__Given records__
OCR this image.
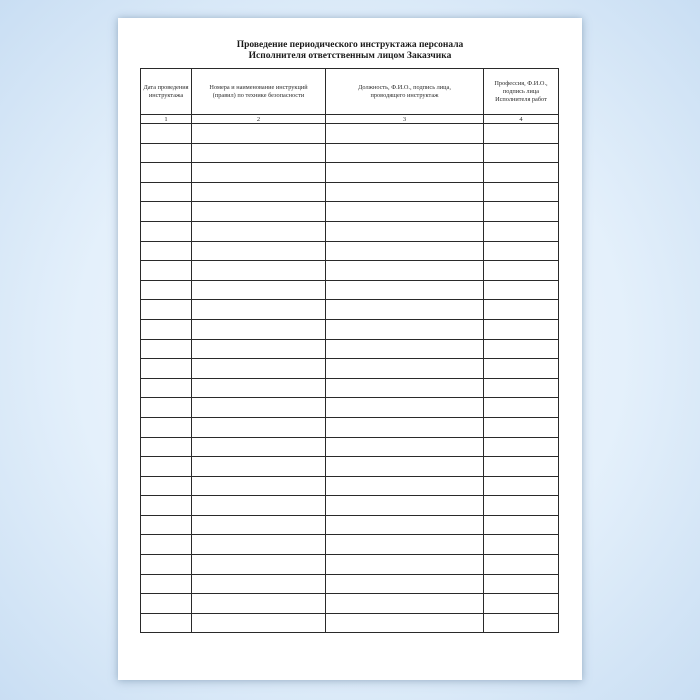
Проведение периодического инструктажа персонала
Исполнителя ответственным лицом Заказчика
Дата проведения инструктажа	Номера и наименование инструкций (правил) по технике безопасности	Должность, Ф.И.О., подпись лица, проводящего инструктаж	Профессия, Ф.И.О., подпись лица Исполнителя работ
1	2	3	4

__Exercise brief__
Leave out the pictures and give the listing above again exactly.

__Answer below__
OCR this image.
Проведение периодического инструктажа персонала
Исполнителя ответственным лицом Заказчика
Дата проведения инструктажа	Номера и наименование инструкций (правил) по технике безопасности	Должность, Ф.И.О., подпись лица, проводящего инструктаж	Профессия, Ф.И.О., подпись лица Исполнителя работ
1	2	3	4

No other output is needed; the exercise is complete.